#### EXERCISE TASK
Select, from the material below, each line with "JSON" in it.

## start

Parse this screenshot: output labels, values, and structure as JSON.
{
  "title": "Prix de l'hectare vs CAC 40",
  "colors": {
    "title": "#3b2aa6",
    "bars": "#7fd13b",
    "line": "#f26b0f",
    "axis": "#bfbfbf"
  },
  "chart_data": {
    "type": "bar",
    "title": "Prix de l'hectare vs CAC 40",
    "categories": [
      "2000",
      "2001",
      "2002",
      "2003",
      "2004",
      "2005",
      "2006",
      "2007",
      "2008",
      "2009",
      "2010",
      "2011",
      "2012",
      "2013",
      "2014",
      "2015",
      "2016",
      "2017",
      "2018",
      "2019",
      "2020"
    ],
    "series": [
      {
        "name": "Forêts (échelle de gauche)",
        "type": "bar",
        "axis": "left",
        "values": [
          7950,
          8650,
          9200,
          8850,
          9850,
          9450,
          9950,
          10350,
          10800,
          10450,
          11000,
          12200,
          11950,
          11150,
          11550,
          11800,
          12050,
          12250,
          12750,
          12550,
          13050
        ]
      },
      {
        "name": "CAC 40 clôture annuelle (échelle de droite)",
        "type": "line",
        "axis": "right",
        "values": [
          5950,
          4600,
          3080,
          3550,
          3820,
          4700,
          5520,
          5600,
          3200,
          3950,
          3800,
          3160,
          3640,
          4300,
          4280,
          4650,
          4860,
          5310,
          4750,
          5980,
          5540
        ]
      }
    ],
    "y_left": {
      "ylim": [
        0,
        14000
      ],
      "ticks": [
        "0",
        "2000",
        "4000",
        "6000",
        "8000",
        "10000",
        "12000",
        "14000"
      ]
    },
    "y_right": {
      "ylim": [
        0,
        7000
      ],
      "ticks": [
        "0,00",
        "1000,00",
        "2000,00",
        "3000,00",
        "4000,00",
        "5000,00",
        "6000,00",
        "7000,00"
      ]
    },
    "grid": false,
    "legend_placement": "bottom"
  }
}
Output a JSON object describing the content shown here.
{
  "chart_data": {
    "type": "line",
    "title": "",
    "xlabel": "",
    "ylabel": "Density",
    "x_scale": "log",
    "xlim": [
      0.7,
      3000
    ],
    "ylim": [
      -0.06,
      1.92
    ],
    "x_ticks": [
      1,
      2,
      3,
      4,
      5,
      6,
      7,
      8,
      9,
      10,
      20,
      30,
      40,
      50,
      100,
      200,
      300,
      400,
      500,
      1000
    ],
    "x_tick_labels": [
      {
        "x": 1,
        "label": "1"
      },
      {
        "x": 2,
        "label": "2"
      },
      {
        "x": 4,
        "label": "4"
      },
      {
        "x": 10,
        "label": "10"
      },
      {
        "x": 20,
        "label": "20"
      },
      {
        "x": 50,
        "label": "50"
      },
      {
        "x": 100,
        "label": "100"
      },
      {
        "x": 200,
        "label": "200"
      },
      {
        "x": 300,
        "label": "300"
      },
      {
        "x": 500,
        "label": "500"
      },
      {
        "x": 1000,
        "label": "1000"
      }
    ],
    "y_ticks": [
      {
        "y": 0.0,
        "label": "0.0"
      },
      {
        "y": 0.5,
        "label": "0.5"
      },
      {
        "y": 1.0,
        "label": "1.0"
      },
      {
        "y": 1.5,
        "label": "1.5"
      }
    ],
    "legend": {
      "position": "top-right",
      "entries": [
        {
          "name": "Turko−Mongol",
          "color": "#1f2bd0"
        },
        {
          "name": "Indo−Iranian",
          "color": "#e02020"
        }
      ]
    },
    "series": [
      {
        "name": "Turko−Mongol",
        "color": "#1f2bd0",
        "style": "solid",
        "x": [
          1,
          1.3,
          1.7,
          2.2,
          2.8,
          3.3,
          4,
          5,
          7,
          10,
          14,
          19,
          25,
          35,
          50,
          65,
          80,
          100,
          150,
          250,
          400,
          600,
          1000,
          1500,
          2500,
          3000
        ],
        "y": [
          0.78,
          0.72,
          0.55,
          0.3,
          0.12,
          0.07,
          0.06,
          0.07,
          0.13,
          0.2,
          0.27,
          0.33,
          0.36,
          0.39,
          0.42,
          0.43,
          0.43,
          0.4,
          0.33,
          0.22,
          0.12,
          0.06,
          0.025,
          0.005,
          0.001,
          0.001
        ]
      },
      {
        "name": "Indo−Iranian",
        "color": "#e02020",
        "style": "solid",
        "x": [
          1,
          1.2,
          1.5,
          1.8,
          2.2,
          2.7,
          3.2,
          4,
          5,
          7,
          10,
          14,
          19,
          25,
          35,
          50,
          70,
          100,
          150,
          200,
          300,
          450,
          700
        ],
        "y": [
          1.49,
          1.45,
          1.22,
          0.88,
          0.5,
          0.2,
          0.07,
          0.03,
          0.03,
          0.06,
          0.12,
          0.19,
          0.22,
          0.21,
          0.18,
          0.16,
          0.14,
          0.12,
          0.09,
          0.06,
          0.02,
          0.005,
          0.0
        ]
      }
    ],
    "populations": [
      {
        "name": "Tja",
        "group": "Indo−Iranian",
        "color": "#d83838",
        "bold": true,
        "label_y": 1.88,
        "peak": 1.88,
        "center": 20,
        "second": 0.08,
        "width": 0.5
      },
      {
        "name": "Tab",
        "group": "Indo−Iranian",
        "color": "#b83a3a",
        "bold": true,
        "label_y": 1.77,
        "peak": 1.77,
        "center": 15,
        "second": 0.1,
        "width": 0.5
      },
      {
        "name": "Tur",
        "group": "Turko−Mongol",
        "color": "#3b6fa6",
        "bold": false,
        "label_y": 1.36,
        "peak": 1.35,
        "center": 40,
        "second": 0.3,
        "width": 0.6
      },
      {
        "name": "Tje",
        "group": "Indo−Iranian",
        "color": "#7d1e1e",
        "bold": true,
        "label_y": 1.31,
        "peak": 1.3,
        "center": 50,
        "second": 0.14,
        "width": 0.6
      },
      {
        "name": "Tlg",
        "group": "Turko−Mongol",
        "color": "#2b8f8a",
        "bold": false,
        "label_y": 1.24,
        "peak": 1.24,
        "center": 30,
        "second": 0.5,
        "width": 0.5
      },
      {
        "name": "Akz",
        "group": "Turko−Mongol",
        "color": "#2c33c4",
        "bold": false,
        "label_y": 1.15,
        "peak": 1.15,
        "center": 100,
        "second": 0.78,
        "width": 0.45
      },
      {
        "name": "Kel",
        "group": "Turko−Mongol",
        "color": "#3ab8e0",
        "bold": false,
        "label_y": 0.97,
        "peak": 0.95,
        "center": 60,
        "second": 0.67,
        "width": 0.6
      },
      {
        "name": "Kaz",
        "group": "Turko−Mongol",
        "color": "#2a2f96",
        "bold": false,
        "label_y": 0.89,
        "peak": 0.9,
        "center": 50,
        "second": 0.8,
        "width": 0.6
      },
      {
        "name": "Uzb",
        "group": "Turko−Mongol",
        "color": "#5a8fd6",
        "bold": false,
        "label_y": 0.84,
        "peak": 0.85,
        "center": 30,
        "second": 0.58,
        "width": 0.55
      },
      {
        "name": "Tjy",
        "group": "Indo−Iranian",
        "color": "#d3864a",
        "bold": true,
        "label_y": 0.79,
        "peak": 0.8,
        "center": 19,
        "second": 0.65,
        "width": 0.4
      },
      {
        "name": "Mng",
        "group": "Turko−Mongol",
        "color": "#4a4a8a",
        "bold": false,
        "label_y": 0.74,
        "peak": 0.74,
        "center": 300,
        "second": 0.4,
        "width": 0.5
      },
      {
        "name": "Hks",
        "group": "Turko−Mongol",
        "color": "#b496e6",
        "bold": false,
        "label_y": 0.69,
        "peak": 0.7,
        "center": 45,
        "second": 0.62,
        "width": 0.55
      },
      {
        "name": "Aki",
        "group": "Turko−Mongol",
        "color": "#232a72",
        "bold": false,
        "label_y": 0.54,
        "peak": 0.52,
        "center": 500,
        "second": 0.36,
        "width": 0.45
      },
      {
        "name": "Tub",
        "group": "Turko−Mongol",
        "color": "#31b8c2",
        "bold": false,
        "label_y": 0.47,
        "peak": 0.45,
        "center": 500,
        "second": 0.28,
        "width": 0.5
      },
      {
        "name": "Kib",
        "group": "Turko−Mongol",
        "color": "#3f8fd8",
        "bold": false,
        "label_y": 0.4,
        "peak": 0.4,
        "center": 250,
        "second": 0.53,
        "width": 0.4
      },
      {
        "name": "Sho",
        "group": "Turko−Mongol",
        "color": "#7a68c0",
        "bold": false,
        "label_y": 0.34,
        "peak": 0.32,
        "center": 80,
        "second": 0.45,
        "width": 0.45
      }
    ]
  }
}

## end

#### TASK OUTPUT
Parse this screenshot: output labels, values, and structure as JSON.
Output a JSON object describing the content shown here.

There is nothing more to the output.